(Records from a data source)
——

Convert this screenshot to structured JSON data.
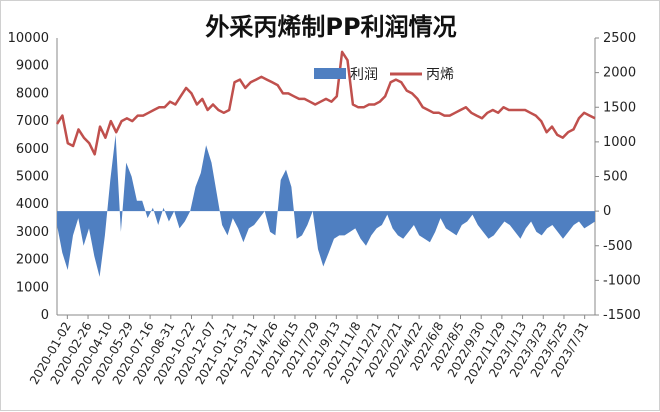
{
  "chart_data": {
    "type": "area+line",
    "title": "外采丙烯制PP利润情况",
    "legend": {
      "position": "top-center",
      "items": [
        "利润",
        "丙烯"
      ]
    },
    "x_tick_labels": [
      "2020-01-02",
      "2020-02-26",
      "2020-04-10",
      "2020-05-29",
      "2020-07-16",
      "2020-08-31",
      "2020-10-22",
      "2020-12-07",
      "2021-01-21",
      "2021-03-11",
      "2021/4/26",
      "2021/6/15",
      "2021/7/29",
      "2021/9/13",
      "2021/11/8",
      "2021/12/21",
      "2022/2/21",
      "2022/4/22",
      "2022/6/8",
      "2022/8/5",
      "2022/9/30",
      "2022/11/29",
      "2023/1/13",
      "2023/3/23",
      "2023/5/25",
      "2023/7/31"
    ],
    "y_left": {
      "ticks": [
        0,
        1000,
        2000,
        3000,
        4000,
        5000,
        6000,
        7000,
        8000,
        9000,
        10000
      ],
      "range": [
        0,
        10000
      ]
    },
    "y_right": {
      "ticks": [
        -1500,
        -1000,
        -500,
        0,
        500,
        1000,
        1500,
        2000,
        2500
      ],
      "range": [
        -1500,
        2500
      ]
    },
    "series": [
      {
        "name": "利润",
        "kind": "area",
        "axis": "right",
        "color": "#4f7fc1",
        "values": [
          -200,
          -600,
          -850,
          -350,
          -100,
          -500,
          -250,
          -650,
          -950,
          -350,
          450,
          1100,
          -300,
          700,
          500,
          150,
          150,
          -100,
          50,
          -200,
          50,
          -150,
          0,
          -250,
          -150,
          0,
          350,
          550,
          950,
          700,
          250,
          -200,
          -350,
          -100,
          -250,
          -450,
          -250,
          -200,
          -100,
          0,
          -300,
          -350,
          450,
          600,
          350,
          -400,
          -350,
          -200,
          0,
          -550,
          -800,
          -600,
          -400,
          -350,
          -350,
          -300,
          -250,
          -400,
          -500,
          -350,
          -250,
          -200,
          -50,
          -250,
          -350,
          -400,
          -300,
          -200,
          -350,
          -400,
          -450,
          -300,
          -100,
          -250,
          -300,
          -350,
          -200,
          -150,
          -50,
          -200,
          -300,
          -400,
          -350,
          -250,
          -150,
          -200,
          -300,
          -400,
          -250,
          -150,
          -300,
          -350,
          -250,
          -200,
          -300,
          -400,
          -300,
          -200,
          -150,
          -250,
          -200,
          -150
        ]
      },
      {
        "name": "丙烯",
        "kind": "line",
        "axis": "left",
        "color": "#c0504d",
        "values": [
          6900,
          7200,
          6200,
          6100,
          6700,
          6400,
          6200,
          5800,
          6800,
          6400,
          7000,
          6600,
          7000,
          7100,
          7000,
          7200,
          7200,
          7300,
          7400,
          7500,
          7500,
          7700,
          7600,
          7900,
          8200,
          8000,
          7600,
          7800,
          7400,
          7600,
          7400,
          7300,
          7400,
          8400,
          8500,
          8200,
          8400,
          8500,
          8600,
          8500,
          8400,
          8300,
          8000,
          8000,
          7900,
          7800,
          7800,
          7700,
          7600,
          7700,
          7800,
          7700,
          7900,
          9500,
          9200,
          7600,
          7500,
          7500,
          7600,
          7600,
          7700,
          7900,
          8400,
          8500,
          8400,
          8100,
          8000,
          7800,
          7500,
          7400,
          7300,
          7300,
          7200,
          7200,
          7300,
          7400,
          7500,
          7300,
          7200,
          7100,
          7300,
          7400,
          7300,
          7500,
          7400,
          7400,
          7400,
          7400,
          7300,
          7200,
          7000,
          6600,
          6800,
          6500,
          6400,
          6600,
          6700,
          7100,
          7300,
          7200,
          7100
        ]
      }
    ]
  }
}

——

_GIVEN INSTRUCTION_. Keep the pictures out and write out the records exactly.

_EXERCISE ANSWER_.
Convert this screenshot to structured JSON data.
{
  "chart_data": {
    "type": "area+line",
    "title": "外采丙烯制PP利润情况",
    "legend": {
      "position": "top-center",
      "items": [
        "利润",
        "丙烯"
      ]
    },
    "x_tick_labels": [
      "2020-01-02",
      "2020-02-26",
      "2020-04-10",
      "2020-05-29",
      "2020-07-16",
      "2020-08-31",
      "2020-10-22",
      "2020-12-07",
      "2021-01-21",
      "2021-03-11",
      "2021/4/26",
      "2021/6/15",
      "2021/7/29",
      "2021/9/13",
      "2021/11/8",
      "2021/12/21",
      "2022/2/21",
      "2022/4/22",
      "2022/6/8",
      "2022/8/5",
      "2022/9/30",
      "2022/11/29",
      "2023/1/13",
      "2023/3/23",
      "2023/5/25",
      "2023/7/31"
    ],
    "y_left": {
      "ticks": [
        0,
        1000,
        2000,
        3000,
        4000,
        5000,
        6000,
        7000,
        8000,
        9000,
        10000
      ],
      "range": [
        0,
        10000
      ]
    },
    "y_right": {
      "ticks": [
        -1500,
        -1000,
        -500,
        0,
        500,
        1000,
        1500,
        2000,
        2500
      ],
      "range": [
        -1500,
        2500
      ]
    },
    "series": [
      {
        "name": "利润",
        "kind": "area",
        "axis": "right",
        "color": "#4f7fc1",
        "values": [
          -200,
          -600,
          -850,
          -350,
          -100,
          -500,
          -250,
          -650,
          -950,
          -350,
          450,
          1100,
          -300,
          700,
          500,
          150,
          150,
          -100,
          50,
          -200,
          50,
          -150,
          0,
          -250,
          -150,
          0,
          350,
          550,
          950,
          700,
          250,
          -200,
          -350,
          -100,
          -250,
          -450,
          -250,
          -200,
          -100,
          0,
          -300,
          -350,
          450,
          600,
          350,
          -400,
          -350,
          -200,
          0,
          -550,
          -800,
          -600,
          -400,
          -350,
          -350,
          -300,
          -250,
          -400,
          -500,
          -350,
          -250,
          -200,
          -50,
          -250,
          -350,
          -400,
          -300,
          -200,
          -350,
          -400,
          -450,
          -300,
          -100,
          -250,
          -300,
          -350,
          -200,
          -150,
          -50,
          -200,
          -300,
          -400,
          -350,
          -250,
          -150,
          -200,
          -300,
          -400,
          -250,
          -150,
          -300,
          -350,
          -250,
          -200,
          -300,
          -400,
          -300,
          -200,
          -150,
          -250,
          -200,
          -150
        ]
      },
      {
        "name": "丙烯",
        "kind": "line",
        "axis": "left",
        "color": "#c0504d",
        "values": [
          6900,
          7200,
          6200,
          6100,
          6700,
          6400,
          6200,
          5800,
          6800,
          6400,
          7000,
          6600,
          7000,
          7100,
          7000,
          7200,
          7200,
          7300,
          7400,
          7500,
          7500,
          7700,
          7600,
          7900,
          8200,
          8000,
          7600,
          7800,
          7400,
          7600,
          7400,
          7300,
          7400,
          8400,
          8500,
          8200,
          8400,
          8500,
          8600,
          8500,
          8400,
          8300,
          8000,
          8000,
          7900,
          7800,
          7800,
          7700,
          7600,
          7700,
          7800,
          7700,
          7900,
          9500,
          9200,
          7600,
          7500,
          7500,
          7600,
          7600,
          7700,
          7900,
          8400,
          8500,
          8400,
          8100,
          8000,
          7800,
          7500,
          7400,
          7300,
          7300,
          7200,
          7200,
          7300,
          7400,
          7500,
          7300,
          7200,
          7100,
          7300,
          7400,
          7300,
          7500,
          7400,
          7400,
          7400,
          7400,
          7300,
          7200,
          7000,
          6600,
          6800,
          6500,
          6400,
          6600,
          6700,
          7100,
          7300,
          7200,
          7100
        ]
      }
    ]
  }
}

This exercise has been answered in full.